— Begin The data —

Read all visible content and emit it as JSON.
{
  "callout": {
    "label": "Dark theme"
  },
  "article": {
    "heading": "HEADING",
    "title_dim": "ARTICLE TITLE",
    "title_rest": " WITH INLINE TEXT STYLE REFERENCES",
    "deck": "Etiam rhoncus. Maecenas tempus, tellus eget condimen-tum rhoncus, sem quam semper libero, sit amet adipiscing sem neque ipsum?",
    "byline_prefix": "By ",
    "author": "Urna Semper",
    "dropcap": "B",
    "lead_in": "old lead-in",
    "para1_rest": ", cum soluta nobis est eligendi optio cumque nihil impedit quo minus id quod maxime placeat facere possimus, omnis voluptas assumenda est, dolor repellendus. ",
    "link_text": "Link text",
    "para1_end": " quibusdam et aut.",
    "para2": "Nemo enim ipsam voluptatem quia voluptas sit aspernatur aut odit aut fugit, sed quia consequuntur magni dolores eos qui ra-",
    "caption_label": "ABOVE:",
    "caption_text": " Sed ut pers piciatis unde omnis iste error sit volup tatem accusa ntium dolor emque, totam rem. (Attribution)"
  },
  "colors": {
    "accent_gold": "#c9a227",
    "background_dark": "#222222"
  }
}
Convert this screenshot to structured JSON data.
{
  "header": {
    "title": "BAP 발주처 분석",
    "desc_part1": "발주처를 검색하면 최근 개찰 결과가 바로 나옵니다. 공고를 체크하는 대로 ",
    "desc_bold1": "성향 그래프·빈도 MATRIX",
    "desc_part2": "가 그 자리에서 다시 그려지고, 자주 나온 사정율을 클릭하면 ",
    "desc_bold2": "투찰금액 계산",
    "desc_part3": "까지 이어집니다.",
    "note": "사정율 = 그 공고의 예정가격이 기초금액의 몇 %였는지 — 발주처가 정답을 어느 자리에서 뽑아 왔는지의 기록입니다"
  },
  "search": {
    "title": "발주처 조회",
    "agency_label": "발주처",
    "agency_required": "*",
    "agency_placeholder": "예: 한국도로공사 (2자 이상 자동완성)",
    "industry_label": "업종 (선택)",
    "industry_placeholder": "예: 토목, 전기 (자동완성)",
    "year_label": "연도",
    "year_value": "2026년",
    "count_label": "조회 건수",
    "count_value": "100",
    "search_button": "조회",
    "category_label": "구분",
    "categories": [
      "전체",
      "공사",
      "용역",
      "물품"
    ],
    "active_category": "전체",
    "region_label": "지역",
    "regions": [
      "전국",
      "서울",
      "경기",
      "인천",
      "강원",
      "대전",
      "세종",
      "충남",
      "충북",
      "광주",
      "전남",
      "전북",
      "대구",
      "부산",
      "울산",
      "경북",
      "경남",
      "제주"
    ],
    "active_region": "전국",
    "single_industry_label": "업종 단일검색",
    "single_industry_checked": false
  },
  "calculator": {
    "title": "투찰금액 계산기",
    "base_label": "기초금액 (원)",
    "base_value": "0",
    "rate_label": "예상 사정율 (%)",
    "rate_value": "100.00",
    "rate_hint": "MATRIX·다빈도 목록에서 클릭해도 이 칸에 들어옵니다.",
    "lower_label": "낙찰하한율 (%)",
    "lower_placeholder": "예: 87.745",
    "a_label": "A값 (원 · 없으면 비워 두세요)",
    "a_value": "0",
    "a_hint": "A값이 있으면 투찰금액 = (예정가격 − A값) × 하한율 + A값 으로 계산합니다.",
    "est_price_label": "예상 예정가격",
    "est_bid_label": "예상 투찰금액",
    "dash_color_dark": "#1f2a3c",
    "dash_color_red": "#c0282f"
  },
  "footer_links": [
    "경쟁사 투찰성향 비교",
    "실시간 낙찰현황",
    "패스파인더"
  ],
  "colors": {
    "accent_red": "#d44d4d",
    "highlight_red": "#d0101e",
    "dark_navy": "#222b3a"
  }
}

— End The data —

→ Task statement: Copy out the full set of records precisely, leaving nothing out.

→ Completed exercise:
Read all visible content and emit it as JSON.
{
  "callout": {
    "label": "Dark theme"
  },
  "article": {
    "heading": "HEADING",
    "title_dim": "ARTICLE TITLE",
    "title_rest": " WITH INLINE TEXT STYLE REFERENCES",
    "deck": "Etiam rhoncus. Maecenas tempus, tellus eget condimen-tum rhoncus, sem quam semper libero, sit amet adipiscing sem neque ipsum?",
    "byline_prefix": "By ",
    "author": "Urna Semper",
    "dropcap": "B",
    "lead_in": "old lead-in",
    "para1_rest": ", cum soluta nobis est eligendi optio cumque nihil impedit quo minus id quod maxime placeat facere possimus, omnis voluptas assumenda est, dolor repellendus. ",
    "link_text": "Link text",
    "para1_end": " quibusdam et aut.",
    "para2": "Nemo enim ipsam voluptatem quia voluptas sit aspernatur aut odit aut fugit, sed quia consequuntur magni dolores eos qui ra-",
    "caption_label": "ABOVE:",
    "caption_text": " Sed ut pers piciatis unde omnis iste error sit volup tatem accusa ntium dolor emque, totam rem. (Attribution)"
  },
  "colors": {
    "accent_gold": "#c9a227",
    "background_dark": "#222222"
  }
}
Convert this screenshot to structured JSON data.
{
  "header": {
    "title": "BAP 발주처 분석",
    "desc_part1": "발주처를 검색하면 최근 개찰 결과가 바로 나옵니다. 공고를 체크하는 대로 ",
    "desc_bold1": "성향 그래프·빈도 MATRIX",
    "desc_part2": "가 그 자리에서 다시 그려지고, 자주 나온 사정율을 클릭하면 ",
    "desc_bold2": "투찰금액 계산",
    "desc_part3": "까지 이어집니다.",
    "note": "사정율 = 그 공고의 예정가격이 기초금액의 몇 %였는지 — 발주처가 정답을 어느 자리에서 뽑아 왔는지의 기록입니다"
  },
  "search": {
    "title": "발주처 조회",
    "agency_label": "발주처",
    "agency_required": "*",
    "agency_placeholder": "예: 한국도로공사 (2자 이상 자동완성)",
    "industry_label": "업종 (선택)",
    "industry_placeholder": "예: 토목, 전기 (자동완성)",
    "year_label": "연도",
    "year_value": "2026년",
    "count_label": "조회 건수",
    "count_value": "100",
    "search_button": "조회",
    "category_label": "구분",
    "categories": [
      "전체",
      "공사",
      "용역",
      "물품"
    ],
    "active_category": "전체",
    "region_label": "지역",
    "regions": [
      "전국",
      "서울",
      "경기",
      "인천",
      "강원",
      "대전",
      "세종",
      "충남",
      "충북",
      "광주",
      "전남",
      "전북",
      "대구",
      "부산",
      "울산",
      "경북",
      "경남",
      "제주"
    ],
    "active_region": "전국",
    "single_industry_label": "업종 단일검색",
    "single_industry_checked": false
  },
  "calculator": {
    "title": "투찰금액 계산기",
    "base_label": "기초금액 (원)",
    "base_value": "0",
    "rate_label": "예상 사정율 (%)",
    "rate_value": "100.00",
    "rate_hint": "MATRIX·다빈도 목록에서 클릭해도 이 칸에 들어옵니다.",
    "lower_label": "낙찰하한율 (%)",
    "lower_placeholder": "예: 87.745",
    "a_label": "A값 (원 · 없으면 비워 두세요)",
    "a_value": "0",
    "a_hint": "A값이 있으면 투찰금액 = (예정가격 − A값) × 하한율 + A값 으로 계산합니다.",
    "est_price_label": "예상 예정가격",
    "est_bid_label": "예상 투찰금액",
    "dash_color_dark": "#1f2a3c",
    "dash_color_red": "#c0282f"
  },
  "footer_links": [
    "경쟁사 투찰성향 비교",
    "실시간 낙찰현황",
    "패스파인더"
  ],
  "colors": {
    "accent_red": "#d44d4d",
    "highlight_red": "#d0101e",
    "dark_navy": "#222b3a"
  }
}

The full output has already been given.